Return all lines in the material below that contain "Марганец".

⟨

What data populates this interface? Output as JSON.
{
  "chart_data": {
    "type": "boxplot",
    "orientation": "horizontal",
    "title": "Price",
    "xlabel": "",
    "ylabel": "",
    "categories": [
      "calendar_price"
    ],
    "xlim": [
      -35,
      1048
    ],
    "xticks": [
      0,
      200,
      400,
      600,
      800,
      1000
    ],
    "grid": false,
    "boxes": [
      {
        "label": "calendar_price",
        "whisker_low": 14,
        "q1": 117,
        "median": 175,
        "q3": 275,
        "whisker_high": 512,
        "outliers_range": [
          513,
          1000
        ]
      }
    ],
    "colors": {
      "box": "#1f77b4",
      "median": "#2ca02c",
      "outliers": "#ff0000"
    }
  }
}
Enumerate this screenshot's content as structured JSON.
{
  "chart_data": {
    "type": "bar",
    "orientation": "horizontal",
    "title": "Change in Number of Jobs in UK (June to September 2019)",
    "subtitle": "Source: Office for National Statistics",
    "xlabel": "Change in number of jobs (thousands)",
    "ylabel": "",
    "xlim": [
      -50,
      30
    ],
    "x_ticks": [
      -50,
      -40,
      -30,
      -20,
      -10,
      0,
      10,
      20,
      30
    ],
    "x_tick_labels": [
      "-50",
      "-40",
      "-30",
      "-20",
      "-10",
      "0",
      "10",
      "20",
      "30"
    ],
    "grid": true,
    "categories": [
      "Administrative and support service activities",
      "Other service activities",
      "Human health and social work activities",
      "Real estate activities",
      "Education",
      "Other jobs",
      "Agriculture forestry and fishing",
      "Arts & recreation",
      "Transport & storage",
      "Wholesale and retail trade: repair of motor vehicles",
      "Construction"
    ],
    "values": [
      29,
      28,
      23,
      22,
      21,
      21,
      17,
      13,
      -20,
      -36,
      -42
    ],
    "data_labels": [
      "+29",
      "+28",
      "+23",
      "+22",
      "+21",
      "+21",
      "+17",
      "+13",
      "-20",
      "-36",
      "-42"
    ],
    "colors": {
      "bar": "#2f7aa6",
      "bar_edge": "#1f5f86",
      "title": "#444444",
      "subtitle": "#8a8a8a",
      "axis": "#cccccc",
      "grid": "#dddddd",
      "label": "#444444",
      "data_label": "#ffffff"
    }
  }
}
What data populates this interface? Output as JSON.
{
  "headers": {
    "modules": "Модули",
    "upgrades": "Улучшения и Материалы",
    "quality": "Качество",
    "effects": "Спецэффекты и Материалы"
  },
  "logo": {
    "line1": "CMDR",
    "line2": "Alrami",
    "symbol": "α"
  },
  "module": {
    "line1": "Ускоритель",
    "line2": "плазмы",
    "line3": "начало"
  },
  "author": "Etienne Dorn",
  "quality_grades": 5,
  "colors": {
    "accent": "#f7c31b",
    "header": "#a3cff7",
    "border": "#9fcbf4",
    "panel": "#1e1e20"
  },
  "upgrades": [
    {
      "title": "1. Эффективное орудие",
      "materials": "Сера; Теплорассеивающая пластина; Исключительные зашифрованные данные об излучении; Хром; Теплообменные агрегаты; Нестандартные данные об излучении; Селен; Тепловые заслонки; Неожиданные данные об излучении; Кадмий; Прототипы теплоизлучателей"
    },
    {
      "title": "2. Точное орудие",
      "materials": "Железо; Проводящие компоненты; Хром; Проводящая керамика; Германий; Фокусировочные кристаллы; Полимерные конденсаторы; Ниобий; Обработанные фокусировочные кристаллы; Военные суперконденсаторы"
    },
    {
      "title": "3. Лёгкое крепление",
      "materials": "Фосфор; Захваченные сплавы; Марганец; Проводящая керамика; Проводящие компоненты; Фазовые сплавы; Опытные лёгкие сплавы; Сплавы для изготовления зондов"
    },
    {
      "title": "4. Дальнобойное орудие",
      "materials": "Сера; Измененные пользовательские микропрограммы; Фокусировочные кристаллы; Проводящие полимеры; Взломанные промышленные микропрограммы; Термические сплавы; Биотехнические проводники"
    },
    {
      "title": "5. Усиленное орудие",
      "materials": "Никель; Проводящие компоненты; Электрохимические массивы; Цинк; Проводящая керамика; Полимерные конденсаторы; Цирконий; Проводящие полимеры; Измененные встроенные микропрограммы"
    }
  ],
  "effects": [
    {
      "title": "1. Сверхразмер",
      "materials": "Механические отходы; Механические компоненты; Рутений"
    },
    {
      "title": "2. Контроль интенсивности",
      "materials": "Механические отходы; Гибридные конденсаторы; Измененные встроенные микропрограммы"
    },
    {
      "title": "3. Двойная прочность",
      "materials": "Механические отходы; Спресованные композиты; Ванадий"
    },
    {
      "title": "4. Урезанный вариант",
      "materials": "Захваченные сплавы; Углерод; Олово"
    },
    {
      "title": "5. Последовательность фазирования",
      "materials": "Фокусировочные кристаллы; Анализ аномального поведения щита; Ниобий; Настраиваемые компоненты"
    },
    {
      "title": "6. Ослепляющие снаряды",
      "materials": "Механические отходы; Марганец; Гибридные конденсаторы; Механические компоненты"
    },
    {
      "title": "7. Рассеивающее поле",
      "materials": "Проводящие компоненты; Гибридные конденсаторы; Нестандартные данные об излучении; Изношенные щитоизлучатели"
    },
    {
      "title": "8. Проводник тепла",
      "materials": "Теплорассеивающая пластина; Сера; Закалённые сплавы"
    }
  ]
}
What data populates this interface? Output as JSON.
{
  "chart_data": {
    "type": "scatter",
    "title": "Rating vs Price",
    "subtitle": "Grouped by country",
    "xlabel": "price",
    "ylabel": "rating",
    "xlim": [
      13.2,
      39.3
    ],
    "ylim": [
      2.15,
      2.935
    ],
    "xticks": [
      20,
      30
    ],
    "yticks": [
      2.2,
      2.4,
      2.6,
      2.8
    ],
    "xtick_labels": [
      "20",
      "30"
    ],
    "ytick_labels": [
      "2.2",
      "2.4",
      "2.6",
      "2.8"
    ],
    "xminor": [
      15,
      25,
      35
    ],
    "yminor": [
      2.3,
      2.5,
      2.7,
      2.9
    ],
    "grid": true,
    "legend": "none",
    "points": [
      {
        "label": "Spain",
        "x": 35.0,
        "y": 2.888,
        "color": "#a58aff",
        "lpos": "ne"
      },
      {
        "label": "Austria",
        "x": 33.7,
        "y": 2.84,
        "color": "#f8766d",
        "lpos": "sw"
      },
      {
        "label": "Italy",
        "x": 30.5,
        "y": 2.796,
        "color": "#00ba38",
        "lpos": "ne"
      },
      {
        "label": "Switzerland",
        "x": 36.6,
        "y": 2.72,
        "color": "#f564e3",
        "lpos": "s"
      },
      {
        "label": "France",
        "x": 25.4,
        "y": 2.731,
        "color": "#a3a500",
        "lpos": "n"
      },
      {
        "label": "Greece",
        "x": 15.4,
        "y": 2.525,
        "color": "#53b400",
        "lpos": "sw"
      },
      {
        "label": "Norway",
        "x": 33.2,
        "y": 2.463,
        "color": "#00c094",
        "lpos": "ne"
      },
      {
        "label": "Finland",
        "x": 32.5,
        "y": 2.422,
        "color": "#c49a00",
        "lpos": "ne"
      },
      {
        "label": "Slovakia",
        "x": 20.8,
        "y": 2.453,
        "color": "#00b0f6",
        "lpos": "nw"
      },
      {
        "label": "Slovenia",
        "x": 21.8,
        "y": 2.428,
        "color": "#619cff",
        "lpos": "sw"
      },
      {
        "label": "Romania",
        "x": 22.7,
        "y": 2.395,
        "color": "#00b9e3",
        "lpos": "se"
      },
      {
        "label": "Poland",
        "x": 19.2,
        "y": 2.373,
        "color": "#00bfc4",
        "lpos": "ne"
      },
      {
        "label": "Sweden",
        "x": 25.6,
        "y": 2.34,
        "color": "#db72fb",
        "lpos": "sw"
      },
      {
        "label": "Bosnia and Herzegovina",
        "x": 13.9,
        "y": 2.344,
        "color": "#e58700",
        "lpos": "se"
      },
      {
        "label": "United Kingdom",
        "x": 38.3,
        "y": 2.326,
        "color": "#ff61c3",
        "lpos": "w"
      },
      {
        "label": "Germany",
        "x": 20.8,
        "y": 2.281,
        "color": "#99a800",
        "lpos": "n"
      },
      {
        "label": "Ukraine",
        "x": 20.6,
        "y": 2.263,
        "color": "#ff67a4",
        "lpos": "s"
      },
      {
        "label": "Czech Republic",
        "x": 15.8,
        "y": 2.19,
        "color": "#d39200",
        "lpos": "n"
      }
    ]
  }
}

⟩

Solution:
      "materials": "Фосфор; Захваченные сплавы; Марганец; Проводящая керамика; Проводящие компоненты; Фазовые сплавы; Опытные лёгкие сплавы; Сплавы для изготовления зондов"
      "materials": "Механические отходы; Марганец; Гибридные конденсаторы; Механические компоненты"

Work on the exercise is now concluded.